Certainly one could add a .readonly field or some such to storage data
items, or even fully fledged ACL APIs, but I don't think that should
be available in a first version, and I'm not sure it's really useful
in later versions 

Re: [whatwg] Persistent storage is critically flawed.

2006-08-28 Thread Jim Ley

On 28/08/06, Shannon Baker [EMAIL PROTECTED] wrote:

I accept tracking is inevitable but we
shouldn't be making it easier either.


You have to remember that the WHAT-WG individual is a Google employee,
a company that now relies on accurate tracking of details, so don't be
surprised that any proposal makes tracking easier and harder to
circumvent.

It's probably a design requirement, of course like all WHAT-WG stuff,
there is no explanation of the problems that are attempting to be
solved with any of the stuff, so it's impossible to really know.

Jim.


Re: [whatwg] Persistent storage is critically flawed.

2006-08-28 Thread Martijn

On 8/28/06, Jim Ley [EMAIL PROTECTED] wrote:

On 28/08/06, Shannon Baker [EMAIL PROTECTED] wrote:
 I accept tracking is inevitable but we
 shouldn't be making it easier either.

• _Written request_:
Retype the stretch of the persistent storage thread from "You have to" through "circumvent." without changing a word.

• _Data excerpts_:
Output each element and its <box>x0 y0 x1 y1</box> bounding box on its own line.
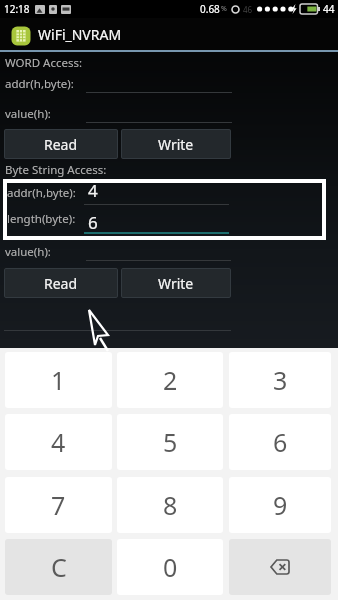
button[interactable]: Read <box>4 129 118 159</box>
staticText: 0.68 <box>200 2 220 16</box>
staticText: Write <box>158 135 194 154</box>
button[interactable]: 8 <box>117 477 223 533</box>
button[interactable]: C <box>5 539 112 595</box>
button[interactable]: 6 <box>229 414 331 470</box>
staticText: 5 <box>163 425 178 459</box>
staticText: 3 <box>273 363 288 397</box>
button[interactable]: 4 <box>5 414 112 470</box>
button[interactable]: 5 <box>117 414 223 470</box>
staticText: 2 <box>163 363 178 397</box>
staticText: 6 <box>273 425 288 459</box>
button[interactable]: 0 <box>117 539 223 595</box>
button[interactable]: Read <box>4 268 118 298</box>
button[interactable]: 9 <box>229 477 331 533</box>
staticText: WiFi_NVRAM <box>38 25 122 44</box>
button[interactable]: 2 <box>117 352 223 408</box>
button[interactable]: Write <box>121 129 231 159</box>
staticText: 4 <box>88 179 98 202</box>
staticText: 7 <box>51 488 66 522</box>
staticText: value(h): <box>5 106 51 122</box>
staticText: value(h): <box>5 244 51 260</box>
staticText: C <box>51 550 67 584</box>
staticText: % <box>221 4 227 14</box>
button[interactable]: 1 <box>5 352 112 408</box>
staticText: 1 <box>51 363 66 397</box>
button[interactable]: Backspace <box>229 539 331 595</box>
button[interactable]: WiFi_NVRAM <box>0 18 338 50</box>
staticText: WORD Access: <box>5 55 83 71</box>
staticText: Byte String Access: <box>5 162 107 178</box>
button[interactable]: Write <box>121 268 231 298</box>
staticText: 4 <box>51 425 66 459</box>
staticText: 6 <box>88 211 98 234</box>
staticText: 9 <box>273 488 288 522</box>
staticText: addr(h,byte): <box>7 185 76 201</box>
staticText: 0 <box>163 550 178 584</box>
staticText: 44 <box>323 2 335 16</box>
staticText: addr(h,byte): <box>5 76 74 92</box>
button[interactable]: 7 <box>5 477 112 533</box>
staticText: 12:18 <box>4 2 30 16</box>
staticText: Read <box>44 274 78 293</box>
staticText: Read <box>44 135 78 154</box>
staticText: length(byte): <box>7 211 76 227</box>
staticText: 46 <box>243 4 253 15</box>
staticText: Write <box>158 274 194 293</box>
staticText: 8 <box>163 488 178 522</box>
button[interactable]: 3 <box>229 352 331 408</box>
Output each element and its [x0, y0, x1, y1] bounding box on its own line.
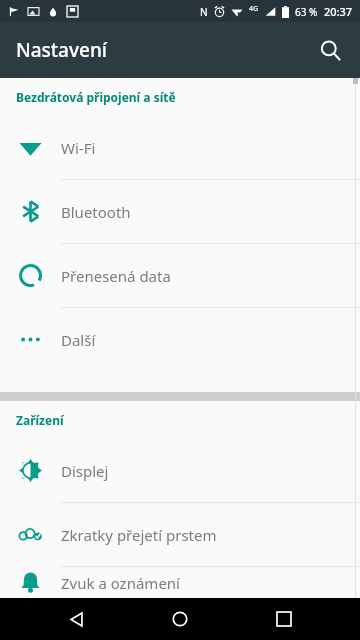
staticText: Bluetooth	[61, 202, 131, 222]
staticText: 20:37	[324, 4, 353, 19]
button[interactable]: Recent apps	[256, 598, 312, 640]
staticText: 63 %	[295, 5, 318, 19]
staticText: Další	[61, 330, 96, 350]
button[interactable]: Wi-Fi	[0, 116, 360, 179]
staticText: Displej	[61, 461, 109, 481]
button[interactable]: Search	[308, 28, 352, 72]
staticText: Zkratky přejetí prstem	[61, 525, 217, 545]
button[interactable]: Zkratky přejetí prstem	[0, 503, 360, 566]
staticText: Wi-Fi	[61, 138, 96, 158]
staticText: Bezdrátová připojení a sítě	[16, 89, 176, 105]
staticText: N	[200, 5, 208, 19]
button[interactable]: Home	[152, 598, 208, 640]
button[interactable]: Zvuk a oznámení	[0, 567, 360, 598]
staticText: Přenesená data	[61, 266, 171, 286]
staticText: 4G	[249, 4, 259, 14]
button[interactable]: Přenesená data	[0, 244, 360, 307]
staticText: Zvuk a oznámení	[61, 573, 180, 593]
button[interactable]: Bluetooth	[0, 180, 360, 243]
staticText: Zařízení	[16, 412, 64, 428]
button[interactable]: Back	[48, 598, 104, 640]
staticText: Nastavení	[16, 37, 107, 63]
button[interactable]: Displej	[0, 439, 360, 502]
button[interactable]: Další	[0, 308, 360, 371]
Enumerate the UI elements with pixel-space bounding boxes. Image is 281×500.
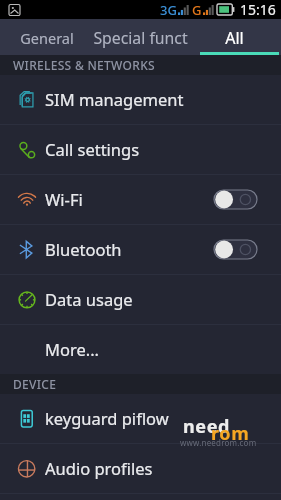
button[interactable]: Call settings	[0, 125, 281, 174]
staticText: More...	[45, 338, 100, 360]
staticText: G	[192, 1, 202, 19]
staticText: Audio profiles	[45, 457, 153, 479]
button[interactable]: Data usage	[0, 275, 281, 324]
button[interactable]: Bluetooth	[0, 225, 281, 274]
button[interactable]: More...	[0, 325, 281, 374]
button[interactable]: keyguard piflow	[0, 394, 281, 443]
staticText: www.needrom.com	[180, 437, 257, 448]
staticText: Wi-Fi	[45, 188, 83, 210]
staticText: Special funct	[94, 27, 188, 49]
staticText: All	[225, 27, 244, 49]
staticText: need	[183, 414, 230, 439]
staticText: rom	[211, 421, 250, 446]
staticText: 15:16	[240, 0, 276, 19]
staticText: Data usage	[45, 288, 133, 310]
staticText: 3G	[160, 1, 177, 19]
button[interactable]: Audio profiles	[0, 444, 281, 493]
button[interactable]: Toggle	[214, 240, 257, 259]
button[interactable]: Special funct	[94, 19, 194, 55]
button[interactable]: Wi-Fi	[0, 175, 281, 224]
staticText: Call settings	[45, 138, 140, 160]
button[interactable]: General	[0, 19, 94, 55]
staticText: General	[20, 28, 74, 48]
staticText: keyguard piflow	[45, 407, 169, 429]
staticText: DEVICE	[13, 376, 57, 392]
button[interactable]: Toggle	[214, 190, 257, 209]
staticText: WIRELESS & NETWORKS	[13, 57, 155, 73]
button[interactable]: SIM management	[0, 75, 281, 124]
staticText: SIM management	[45, 88, 184, 110]
button[interactable]: All	[194, 19, 281, 55]
staticText: Bluetooth	[45, 238, 122, 260]
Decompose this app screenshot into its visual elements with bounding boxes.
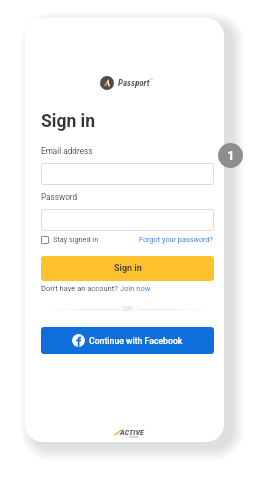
button[interactable]: [41, 163, 214, 185]
button[interactable]: Forgot your password?: [139, 235, 214, 244]
staticText: Don't have an account?: [41, 284, 120, 293]
staticText: Stay signed in: [53, 235, 99, 244]
button[interactable]: Sign in: [41, 256, 214, 281]
staticText: OR: [123, 305, 133, 313]
button[interactable]: [41, 209, 214, 231]
button[interactable]: Stay signed in: [41, 235, 99, 244]
staticText: ™: [150, 77, 154, 83]
staticText: Password: [41, 192, 78, 202]
staticText: ACTIVE: [120, 428, 144, 437]
staticText: Email address: [41, 146, 93, 156]
button[interactable]: Continue with Facebook: [41, 327, 214, 354]
staticText: Sign in: [41, 111, 96, 132]
staticText: 1: [227, 148, 235, 163]
staticText: Continue with Facebook: [89, 336, 183, 346]
button[interactable]: Step 1: [218, 143, 243, 168]
staticText: network: [129, 435, 139, 439]
staticText: Sign in: [114, 263, 142, 274]
button[interactable]: Join now: [120, 284, 151, 293]
staticText: Passport: [118, 78, 150, 89]
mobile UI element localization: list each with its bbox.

• _Solved problem_:
You have to remember that the WHAT-WG individual is a Google employee,
a company that now relies on accurate tracking of details, so don't be
surprised that any proposal makes tracking easier and harder to
circumvent.